■ What you will do
Spot every line with the word "Strucutre" and return it.
────
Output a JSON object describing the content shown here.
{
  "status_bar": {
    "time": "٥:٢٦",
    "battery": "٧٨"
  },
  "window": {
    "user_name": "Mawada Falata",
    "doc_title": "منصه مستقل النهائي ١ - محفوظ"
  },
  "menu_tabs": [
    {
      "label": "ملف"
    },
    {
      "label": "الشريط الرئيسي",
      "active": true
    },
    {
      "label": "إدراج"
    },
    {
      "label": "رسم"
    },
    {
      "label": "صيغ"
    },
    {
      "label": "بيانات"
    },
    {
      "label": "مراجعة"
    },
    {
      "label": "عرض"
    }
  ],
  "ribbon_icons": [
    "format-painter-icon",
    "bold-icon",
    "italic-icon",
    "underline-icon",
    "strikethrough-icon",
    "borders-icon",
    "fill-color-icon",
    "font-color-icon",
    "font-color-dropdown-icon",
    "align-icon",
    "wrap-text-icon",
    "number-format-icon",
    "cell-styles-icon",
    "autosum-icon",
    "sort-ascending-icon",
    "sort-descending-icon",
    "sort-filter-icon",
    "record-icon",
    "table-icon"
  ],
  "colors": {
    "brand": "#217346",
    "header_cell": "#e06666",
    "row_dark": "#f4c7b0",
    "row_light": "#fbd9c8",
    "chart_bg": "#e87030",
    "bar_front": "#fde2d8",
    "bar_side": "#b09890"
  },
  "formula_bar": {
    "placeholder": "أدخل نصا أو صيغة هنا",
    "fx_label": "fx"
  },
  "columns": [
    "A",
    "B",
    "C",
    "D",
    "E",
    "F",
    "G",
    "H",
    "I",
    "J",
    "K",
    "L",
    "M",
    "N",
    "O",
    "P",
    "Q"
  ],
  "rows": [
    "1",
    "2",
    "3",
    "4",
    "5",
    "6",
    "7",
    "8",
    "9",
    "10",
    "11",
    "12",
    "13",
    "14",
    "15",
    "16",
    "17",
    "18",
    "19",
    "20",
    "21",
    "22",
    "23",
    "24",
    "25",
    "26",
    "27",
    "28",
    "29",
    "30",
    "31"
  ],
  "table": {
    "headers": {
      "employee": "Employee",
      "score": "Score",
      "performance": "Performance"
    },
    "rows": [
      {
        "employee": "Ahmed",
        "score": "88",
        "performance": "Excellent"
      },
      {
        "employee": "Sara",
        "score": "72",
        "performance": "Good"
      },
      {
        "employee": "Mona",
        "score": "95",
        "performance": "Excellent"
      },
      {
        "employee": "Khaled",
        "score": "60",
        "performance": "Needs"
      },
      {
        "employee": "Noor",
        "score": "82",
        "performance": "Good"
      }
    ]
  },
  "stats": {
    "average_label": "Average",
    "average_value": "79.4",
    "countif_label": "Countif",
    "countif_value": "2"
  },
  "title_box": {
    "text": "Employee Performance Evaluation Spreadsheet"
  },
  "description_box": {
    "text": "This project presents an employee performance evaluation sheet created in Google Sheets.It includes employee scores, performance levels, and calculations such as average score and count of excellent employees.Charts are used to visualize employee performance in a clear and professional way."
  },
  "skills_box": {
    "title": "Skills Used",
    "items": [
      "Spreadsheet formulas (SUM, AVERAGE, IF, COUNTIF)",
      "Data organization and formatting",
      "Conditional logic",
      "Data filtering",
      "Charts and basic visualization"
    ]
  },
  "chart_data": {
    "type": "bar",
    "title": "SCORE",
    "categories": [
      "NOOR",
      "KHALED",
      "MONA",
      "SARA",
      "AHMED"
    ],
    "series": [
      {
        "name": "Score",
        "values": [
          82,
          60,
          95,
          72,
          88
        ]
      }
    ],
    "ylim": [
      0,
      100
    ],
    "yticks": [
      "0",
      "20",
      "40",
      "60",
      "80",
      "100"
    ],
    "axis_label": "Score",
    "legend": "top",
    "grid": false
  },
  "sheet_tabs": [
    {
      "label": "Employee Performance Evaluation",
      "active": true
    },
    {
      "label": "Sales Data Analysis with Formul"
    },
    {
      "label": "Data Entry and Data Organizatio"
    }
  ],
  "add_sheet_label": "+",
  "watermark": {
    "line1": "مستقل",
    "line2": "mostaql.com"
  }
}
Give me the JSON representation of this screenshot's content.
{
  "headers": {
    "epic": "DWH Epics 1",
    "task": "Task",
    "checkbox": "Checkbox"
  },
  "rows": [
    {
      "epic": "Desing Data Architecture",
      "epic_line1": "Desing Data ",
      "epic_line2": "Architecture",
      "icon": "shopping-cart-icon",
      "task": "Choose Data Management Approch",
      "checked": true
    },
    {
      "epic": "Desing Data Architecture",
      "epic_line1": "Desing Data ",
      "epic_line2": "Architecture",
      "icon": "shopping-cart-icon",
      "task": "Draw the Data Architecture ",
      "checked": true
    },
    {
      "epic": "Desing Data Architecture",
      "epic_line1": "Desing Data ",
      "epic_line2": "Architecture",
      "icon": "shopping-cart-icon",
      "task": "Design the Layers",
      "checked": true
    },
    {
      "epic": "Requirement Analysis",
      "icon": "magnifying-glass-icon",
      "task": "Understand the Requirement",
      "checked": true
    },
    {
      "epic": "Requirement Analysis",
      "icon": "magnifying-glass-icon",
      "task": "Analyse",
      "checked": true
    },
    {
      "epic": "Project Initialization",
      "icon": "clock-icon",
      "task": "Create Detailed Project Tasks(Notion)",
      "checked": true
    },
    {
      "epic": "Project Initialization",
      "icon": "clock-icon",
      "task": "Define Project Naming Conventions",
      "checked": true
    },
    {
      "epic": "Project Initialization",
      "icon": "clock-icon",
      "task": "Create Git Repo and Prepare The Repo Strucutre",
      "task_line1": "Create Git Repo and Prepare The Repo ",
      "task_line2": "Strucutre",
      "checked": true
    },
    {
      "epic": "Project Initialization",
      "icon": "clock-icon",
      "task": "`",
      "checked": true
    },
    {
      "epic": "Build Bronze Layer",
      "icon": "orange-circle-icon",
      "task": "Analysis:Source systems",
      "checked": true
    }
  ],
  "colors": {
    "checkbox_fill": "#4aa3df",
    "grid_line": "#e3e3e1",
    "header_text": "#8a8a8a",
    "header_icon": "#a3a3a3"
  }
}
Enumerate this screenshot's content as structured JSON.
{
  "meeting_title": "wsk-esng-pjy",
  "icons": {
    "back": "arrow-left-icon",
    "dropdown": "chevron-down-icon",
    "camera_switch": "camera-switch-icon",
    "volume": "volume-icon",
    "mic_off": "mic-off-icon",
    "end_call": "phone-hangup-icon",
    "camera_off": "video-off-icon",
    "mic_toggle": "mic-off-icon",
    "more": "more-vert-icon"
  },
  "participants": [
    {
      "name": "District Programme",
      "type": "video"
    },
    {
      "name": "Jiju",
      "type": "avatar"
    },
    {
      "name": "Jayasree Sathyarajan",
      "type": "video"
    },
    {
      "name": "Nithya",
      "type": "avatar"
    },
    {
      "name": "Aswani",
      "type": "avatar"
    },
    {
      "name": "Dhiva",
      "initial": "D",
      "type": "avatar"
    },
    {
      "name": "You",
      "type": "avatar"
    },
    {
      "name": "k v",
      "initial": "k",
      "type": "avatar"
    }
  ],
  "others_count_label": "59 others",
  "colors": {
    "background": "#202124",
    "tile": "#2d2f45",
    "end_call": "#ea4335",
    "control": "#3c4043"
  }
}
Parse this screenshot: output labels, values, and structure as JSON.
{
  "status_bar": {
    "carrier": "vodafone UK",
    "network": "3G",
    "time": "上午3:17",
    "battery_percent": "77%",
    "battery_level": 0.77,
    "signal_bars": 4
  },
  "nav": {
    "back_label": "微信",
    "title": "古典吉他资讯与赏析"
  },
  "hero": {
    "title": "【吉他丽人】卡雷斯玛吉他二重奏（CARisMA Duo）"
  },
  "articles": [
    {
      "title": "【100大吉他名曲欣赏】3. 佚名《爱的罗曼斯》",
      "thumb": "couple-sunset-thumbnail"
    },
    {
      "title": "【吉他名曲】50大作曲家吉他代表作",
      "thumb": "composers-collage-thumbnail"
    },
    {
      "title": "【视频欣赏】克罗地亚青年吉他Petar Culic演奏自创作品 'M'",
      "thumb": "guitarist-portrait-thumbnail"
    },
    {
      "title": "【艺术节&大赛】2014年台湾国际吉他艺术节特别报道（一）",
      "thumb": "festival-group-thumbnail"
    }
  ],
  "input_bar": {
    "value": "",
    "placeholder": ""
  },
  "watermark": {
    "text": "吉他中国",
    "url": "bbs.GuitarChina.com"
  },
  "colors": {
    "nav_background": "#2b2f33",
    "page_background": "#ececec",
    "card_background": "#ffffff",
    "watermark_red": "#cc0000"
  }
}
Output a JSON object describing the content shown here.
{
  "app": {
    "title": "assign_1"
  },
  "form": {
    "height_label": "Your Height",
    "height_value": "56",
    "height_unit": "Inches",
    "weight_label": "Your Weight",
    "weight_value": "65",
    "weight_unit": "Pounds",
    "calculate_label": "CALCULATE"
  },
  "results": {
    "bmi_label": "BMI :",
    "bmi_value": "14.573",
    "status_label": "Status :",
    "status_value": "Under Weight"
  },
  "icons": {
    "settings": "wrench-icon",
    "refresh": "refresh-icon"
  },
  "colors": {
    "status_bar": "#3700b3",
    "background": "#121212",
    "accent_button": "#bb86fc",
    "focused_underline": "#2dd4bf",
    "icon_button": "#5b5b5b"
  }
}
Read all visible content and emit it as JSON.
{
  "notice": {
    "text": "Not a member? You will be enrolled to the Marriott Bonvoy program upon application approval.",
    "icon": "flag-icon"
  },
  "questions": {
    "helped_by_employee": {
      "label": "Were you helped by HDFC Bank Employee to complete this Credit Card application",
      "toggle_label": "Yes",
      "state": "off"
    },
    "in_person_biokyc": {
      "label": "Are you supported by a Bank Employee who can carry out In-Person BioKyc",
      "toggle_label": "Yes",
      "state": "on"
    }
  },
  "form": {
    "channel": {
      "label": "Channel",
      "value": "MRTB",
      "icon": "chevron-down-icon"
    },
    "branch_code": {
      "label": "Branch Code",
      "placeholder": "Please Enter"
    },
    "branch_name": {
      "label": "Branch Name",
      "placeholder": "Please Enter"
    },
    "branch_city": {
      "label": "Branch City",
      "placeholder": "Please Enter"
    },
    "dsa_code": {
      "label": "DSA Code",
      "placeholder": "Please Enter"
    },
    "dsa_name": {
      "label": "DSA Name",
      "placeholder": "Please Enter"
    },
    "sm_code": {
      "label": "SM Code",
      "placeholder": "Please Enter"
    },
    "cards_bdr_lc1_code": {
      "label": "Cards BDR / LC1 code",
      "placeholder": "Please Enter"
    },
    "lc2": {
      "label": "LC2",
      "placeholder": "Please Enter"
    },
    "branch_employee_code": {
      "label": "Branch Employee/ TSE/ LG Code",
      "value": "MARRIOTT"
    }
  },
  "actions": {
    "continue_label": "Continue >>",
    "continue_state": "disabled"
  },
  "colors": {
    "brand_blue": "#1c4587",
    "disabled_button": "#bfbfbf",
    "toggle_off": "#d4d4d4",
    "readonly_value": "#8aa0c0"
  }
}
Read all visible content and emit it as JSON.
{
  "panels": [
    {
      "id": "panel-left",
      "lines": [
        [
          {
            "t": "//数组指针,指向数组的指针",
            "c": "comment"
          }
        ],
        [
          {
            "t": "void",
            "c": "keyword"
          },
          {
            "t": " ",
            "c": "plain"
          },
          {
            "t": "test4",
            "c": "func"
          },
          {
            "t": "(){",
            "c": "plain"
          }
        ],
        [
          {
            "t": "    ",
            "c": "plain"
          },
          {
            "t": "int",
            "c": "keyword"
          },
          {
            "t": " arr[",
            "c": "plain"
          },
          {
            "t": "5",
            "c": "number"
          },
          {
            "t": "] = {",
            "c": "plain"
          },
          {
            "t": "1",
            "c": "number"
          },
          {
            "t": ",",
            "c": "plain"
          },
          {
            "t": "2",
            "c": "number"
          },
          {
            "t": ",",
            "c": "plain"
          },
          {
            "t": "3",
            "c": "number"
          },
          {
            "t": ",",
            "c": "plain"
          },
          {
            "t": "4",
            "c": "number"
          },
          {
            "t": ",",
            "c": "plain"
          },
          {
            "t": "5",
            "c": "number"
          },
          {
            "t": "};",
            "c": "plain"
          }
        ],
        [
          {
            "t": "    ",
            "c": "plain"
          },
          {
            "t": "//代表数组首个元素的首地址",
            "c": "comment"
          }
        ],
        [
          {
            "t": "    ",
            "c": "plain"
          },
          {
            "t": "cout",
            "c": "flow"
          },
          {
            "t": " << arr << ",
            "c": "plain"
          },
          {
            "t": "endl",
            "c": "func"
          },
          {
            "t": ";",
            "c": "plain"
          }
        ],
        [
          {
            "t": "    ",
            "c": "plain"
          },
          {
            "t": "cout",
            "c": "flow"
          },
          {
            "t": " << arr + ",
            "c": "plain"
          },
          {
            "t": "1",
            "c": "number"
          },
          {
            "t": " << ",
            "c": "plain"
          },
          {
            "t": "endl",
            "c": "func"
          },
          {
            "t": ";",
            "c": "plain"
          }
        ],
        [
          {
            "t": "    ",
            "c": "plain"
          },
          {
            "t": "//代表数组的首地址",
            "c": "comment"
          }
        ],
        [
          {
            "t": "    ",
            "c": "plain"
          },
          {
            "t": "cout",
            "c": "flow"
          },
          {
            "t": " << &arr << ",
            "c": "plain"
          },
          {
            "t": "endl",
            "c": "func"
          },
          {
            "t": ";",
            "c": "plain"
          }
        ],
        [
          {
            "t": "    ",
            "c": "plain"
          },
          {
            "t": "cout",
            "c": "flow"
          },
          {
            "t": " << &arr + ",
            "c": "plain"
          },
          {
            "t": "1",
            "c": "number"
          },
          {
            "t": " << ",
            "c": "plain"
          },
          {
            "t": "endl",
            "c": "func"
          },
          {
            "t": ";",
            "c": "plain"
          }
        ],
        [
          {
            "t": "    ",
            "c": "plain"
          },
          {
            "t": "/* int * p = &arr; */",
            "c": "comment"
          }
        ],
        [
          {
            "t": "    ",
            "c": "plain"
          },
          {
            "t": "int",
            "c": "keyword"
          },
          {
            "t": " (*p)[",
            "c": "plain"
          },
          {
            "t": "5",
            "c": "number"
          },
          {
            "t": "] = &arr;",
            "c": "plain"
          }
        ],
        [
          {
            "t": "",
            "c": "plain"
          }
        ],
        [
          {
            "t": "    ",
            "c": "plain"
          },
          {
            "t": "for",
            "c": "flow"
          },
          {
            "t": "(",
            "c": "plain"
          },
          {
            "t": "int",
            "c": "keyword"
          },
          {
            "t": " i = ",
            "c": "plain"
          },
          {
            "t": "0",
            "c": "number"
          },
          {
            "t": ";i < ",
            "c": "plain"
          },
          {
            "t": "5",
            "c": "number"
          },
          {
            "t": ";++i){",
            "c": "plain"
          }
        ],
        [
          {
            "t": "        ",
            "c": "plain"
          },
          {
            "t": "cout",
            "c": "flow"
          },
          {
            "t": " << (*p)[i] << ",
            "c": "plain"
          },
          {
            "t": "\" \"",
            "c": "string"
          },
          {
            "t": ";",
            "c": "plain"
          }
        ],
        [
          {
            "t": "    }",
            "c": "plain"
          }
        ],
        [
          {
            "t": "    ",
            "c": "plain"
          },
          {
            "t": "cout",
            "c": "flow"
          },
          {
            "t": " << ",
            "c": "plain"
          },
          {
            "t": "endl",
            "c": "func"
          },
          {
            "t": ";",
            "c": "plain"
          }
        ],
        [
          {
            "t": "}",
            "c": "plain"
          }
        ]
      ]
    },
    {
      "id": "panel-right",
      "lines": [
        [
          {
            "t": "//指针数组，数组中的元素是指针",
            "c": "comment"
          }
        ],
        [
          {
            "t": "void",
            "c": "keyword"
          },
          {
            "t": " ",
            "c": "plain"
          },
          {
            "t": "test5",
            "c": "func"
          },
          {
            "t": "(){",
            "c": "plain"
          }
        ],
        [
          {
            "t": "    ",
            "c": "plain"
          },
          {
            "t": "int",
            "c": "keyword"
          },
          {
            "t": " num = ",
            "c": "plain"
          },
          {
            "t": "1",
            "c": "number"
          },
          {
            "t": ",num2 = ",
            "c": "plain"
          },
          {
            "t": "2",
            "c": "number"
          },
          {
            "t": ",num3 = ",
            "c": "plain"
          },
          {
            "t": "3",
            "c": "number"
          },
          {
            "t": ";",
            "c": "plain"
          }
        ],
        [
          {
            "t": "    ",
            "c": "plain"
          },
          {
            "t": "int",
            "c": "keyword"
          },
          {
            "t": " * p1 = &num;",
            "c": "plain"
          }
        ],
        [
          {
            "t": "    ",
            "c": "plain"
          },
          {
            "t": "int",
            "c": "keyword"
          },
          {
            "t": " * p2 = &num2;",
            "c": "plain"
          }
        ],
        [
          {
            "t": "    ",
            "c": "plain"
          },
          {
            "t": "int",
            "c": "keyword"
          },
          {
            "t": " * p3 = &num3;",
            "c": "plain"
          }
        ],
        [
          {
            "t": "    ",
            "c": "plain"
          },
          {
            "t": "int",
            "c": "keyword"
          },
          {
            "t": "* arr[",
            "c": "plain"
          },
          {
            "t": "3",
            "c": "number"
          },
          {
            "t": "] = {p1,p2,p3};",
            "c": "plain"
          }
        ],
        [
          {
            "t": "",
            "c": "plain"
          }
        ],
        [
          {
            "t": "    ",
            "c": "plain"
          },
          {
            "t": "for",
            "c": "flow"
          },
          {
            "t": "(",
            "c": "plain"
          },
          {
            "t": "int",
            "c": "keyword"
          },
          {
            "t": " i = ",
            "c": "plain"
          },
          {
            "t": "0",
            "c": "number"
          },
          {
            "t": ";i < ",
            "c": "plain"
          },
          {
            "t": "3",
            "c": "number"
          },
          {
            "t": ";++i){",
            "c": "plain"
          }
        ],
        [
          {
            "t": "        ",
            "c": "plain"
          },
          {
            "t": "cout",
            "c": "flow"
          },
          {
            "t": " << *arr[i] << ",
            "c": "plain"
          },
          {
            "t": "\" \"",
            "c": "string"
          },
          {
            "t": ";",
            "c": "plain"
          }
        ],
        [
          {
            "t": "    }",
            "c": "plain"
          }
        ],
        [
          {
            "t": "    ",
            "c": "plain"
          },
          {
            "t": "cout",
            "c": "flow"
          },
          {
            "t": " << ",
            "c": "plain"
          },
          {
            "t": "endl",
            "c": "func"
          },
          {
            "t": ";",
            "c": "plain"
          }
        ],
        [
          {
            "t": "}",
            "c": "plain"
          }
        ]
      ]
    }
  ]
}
────
■ The completed task
      "task": "Create Git Repo and Prepare The Repo Strucutre",
      "task_line2": "Strucutre",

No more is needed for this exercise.